Exercise goal → Whenever a line contains the string "point", copy it out of the entries.

Some records →
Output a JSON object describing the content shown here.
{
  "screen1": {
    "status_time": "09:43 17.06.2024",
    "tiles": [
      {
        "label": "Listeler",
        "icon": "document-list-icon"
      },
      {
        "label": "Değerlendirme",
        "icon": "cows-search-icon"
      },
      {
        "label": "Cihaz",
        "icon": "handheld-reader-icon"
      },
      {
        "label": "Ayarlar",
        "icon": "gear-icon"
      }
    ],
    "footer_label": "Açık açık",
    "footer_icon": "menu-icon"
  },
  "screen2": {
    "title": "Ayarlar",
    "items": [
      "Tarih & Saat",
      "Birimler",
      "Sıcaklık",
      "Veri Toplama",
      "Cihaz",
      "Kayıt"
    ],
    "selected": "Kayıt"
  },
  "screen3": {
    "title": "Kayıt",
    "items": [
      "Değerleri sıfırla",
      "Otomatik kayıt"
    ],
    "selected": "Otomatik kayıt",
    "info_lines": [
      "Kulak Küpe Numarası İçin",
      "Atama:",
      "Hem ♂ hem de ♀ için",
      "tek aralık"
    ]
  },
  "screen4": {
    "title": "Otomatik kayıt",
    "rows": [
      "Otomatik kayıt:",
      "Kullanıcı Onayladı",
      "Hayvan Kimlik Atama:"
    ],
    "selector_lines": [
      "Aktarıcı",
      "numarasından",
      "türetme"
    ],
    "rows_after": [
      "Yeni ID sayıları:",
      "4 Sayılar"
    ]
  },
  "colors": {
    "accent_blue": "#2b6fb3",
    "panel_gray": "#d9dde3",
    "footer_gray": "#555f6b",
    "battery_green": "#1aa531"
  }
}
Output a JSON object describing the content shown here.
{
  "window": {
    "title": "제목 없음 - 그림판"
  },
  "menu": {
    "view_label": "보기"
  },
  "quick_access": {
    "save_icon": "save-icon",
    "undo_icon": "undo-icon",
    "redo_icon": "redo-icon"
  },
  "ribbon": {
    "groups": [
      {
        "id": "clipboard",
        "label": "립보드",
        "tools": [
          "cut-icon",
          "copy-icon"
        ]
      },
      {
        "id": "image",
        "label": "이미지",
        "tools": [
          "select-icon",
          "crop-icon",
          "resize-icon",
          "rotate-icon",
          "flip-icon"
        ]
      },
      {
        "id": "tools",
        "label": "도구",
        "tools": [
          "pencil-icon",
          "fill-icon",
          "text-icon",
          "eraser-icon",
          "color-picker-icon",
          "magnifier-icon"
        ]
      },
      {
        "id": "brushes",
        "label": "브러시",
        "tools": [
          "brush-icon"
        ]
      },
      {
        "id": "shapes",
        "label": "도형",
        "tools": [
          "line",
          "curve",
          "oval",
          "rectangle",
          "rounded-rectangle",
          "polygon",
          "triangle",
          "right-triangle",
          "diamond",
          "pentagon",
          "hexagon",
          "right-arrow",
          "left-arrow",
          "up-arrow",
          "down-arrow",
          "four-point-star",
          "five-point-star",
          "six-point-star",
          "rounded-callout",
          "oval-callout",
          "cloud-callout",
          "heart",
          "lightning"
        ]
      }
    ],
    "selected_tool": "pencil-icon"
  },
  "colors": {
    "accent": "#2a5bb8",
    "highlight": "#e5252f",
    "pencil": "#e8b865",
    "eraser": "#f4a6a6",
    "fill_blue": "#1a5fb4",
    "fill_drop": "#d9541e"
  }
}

Response to the task →
          "four-point-star",
          "five-point-star",
          "six-point-star",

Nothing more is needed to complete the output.